DATA PROVIDED:

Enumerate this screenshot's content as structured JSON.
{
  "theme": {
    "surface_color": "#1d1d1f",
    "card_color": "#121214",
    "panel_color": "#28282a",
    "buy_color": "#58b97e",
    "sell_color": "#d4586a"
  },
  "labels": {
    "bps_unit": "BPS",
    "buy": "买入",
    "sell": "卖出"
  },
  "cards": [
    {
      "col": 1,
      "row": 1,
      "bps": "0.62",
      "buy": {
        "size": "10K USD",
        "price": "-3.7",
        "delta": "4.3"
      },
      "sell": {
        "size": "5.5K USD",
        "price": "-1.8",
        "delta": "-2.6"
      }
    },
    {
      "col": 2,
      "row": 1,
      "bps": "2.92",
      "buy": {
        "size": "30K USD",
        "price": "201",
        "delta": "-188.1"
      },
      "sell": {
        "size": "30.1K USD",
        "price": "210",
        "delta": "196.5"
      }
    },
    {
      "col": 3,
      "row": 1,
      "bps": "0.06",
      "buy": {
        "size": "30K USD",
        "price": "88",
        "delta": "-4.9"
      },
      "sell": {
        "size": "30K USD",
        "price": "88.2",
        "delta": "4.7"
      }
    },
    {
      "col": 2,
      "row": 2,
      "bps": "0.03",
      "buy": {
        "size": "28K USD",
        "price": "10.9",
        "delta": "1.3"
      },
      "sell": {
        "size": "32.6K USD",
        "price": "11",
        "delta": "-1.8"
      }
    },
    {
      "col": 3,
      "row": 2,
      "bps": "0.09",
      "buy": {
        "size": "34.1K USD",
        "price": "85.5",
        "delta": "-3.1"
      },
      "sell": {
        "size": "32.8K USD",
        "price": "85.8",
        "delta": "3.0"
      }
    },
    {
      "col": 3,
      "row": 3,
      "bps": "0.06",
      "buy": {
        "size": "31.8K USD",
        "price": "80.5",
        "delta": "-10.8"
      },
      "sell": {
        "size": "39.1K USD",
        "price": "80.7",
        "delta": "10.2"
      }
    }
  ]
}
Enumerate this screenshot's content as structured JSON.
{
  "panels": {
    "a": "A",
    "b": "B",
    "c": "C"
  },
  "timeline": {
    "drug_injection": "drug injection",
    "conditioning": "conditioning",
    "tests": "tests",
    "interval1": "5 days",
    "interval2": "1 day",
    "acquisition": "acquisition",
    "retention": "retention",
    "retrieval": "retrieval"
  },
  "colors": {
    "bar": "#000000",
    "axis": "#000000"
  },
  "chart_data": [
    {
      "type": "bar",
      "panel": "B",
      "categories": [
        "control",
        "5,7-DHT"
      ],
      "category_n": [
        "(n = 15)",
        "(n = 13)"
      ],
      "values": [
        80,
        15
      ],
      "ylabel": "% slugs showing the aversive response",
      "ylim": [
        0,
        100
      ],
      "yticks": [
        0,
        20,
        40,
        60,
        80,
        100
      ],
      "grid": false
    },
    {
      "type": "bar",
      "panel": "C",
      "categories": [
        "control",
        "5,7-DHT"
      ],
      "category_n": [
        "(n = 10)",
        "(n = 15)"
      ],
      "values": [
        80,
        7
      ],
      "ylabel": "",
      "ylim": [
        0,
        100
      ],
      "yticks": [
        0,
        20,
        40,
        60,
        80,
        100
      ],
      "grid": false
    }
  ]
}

TASK PROMPT:
Take the entries above and copy them out exactly.

FINISHED TASK:
Enumerate this screenshot's content as structured JSON.
{
  "theme": {
    "surface_color": "#1d1d1f",
    "card_color": "#121214",
    "panel_color": "#28282a",
    "buy_color": "#58b97e",
    "sell_color": "#d4586a"
  },
  "labels": {
    "bps_unit": "BPS",
    "buy": "买入",
    "sell": "卖出"
  },
  "cards": [
    {
      "col": 1,
      "row": 1,
      "bps": "0.62",
      "buy": {
        "size": "10K USD",
        "price": "-3.7",
        "delta": "4.3"
      },
      "sell": {
        "size": "5.5K USD",
        "price": "-1.8",
        "delta": "-2.6"
      }
    },
    {
      "col": 2,
      "row": 1,
      "bps": "2.92",
      "buy": {
        "size": "30K USD",
        "price": "201",
        "delta": "-188.1"
      },
      "sell": {
        "size": "30.1K USD",
        "price": "210",
        "delta": "196.5"
      }
    },
    {
      "col": 3,
      "row": 1,
      "bps": "0.06",
      "buy": {
        "size": "30K USD",
        "price": "88",
        "delta": "-4.9"
      },
      "sell": {
        "size": "30K USD",
        "price": "88.2",
        "delta": "4.7"
      }
    },
    {
      "col": 2,
      "row": 2,
      "bps": "0.03",
      "buy": {
        "size": "28K USD",
        "price": "10.9",
        "delta": "1.3"
      },
      "sell": {
        "size": "32.6K USD",
        "price": "11",
        "delta": "-1.8"
      }
    },
    {
      "col": 3,
      "row": 2,
      "bps": "0.09",
      "buy": {
        "size": "34.1K USD",
        "price": "85.5",
        "delta": "-3.1"
      },
      "sell": {
        "size": "32.8K USD",
        "price": "85.8",
        "delta": "3.0"
      }
    },
    {
      "col": 3,
      "row": 3,
      "bps": "0.06",
      "buy": {
        "size": "31.8K USD",
        "price": "80.5",
        "delta": "-10.8"
      },
      "sell": {
        "size": "39.1K USD",
        "price": "80.7",
        "delta": "10.2"
      }
    }
  ]
}
Enumerate this screenshot's content as structured JSON.
{
  "panels": {
    "a": "A",
    "b": "B",
    "c": "C"
  },
  "timeline": {
    "drug_injection": "drug injection",
    "conditioning": "conditioning",
    "tests": "tests",
    "interval1": "5 days",
    "interval2": "1 day",
    "acquisition": "acquisition",
    "retention": "retention",
    "retrieval": "retrieval"
  },
  "colors": {
    "bar": "#000000",
    "axis": "#000000"
  },
  "chart_data": [
    {
      "type": "bar",
      "panel": "B",
      "categories": [
        "control",
        "5,7-DHT"
      ],
      "category_n": [
        "(n = 15)",
        "(n = 13)"
      ],
      "values": [
        80,
        15
      ],
      "ylabel": "% slugs showing the aversive response",
      "ylim": [
        0,
        100
      ],
      "yticks": [
        0,
        20,
        40,
        60,
        80,
        100
      ],
      "grid": false
    },
    {
      "type": "bar",
      "panel": "C",
      "categories": [
        "control",
        "5,7-DHT"
      ],
      "category_n": [
        "(n = 10)",
        "(n = 15)"
      ],
      "values": [
        80,
        7
      ],
      "ylabel": "",
      "ylim": [
        0,
        100
      ],
      "yticks": [
        0,
        20,
        40,
        60,
        80,
        100
      ],
      "grid": false
    }
  ]
}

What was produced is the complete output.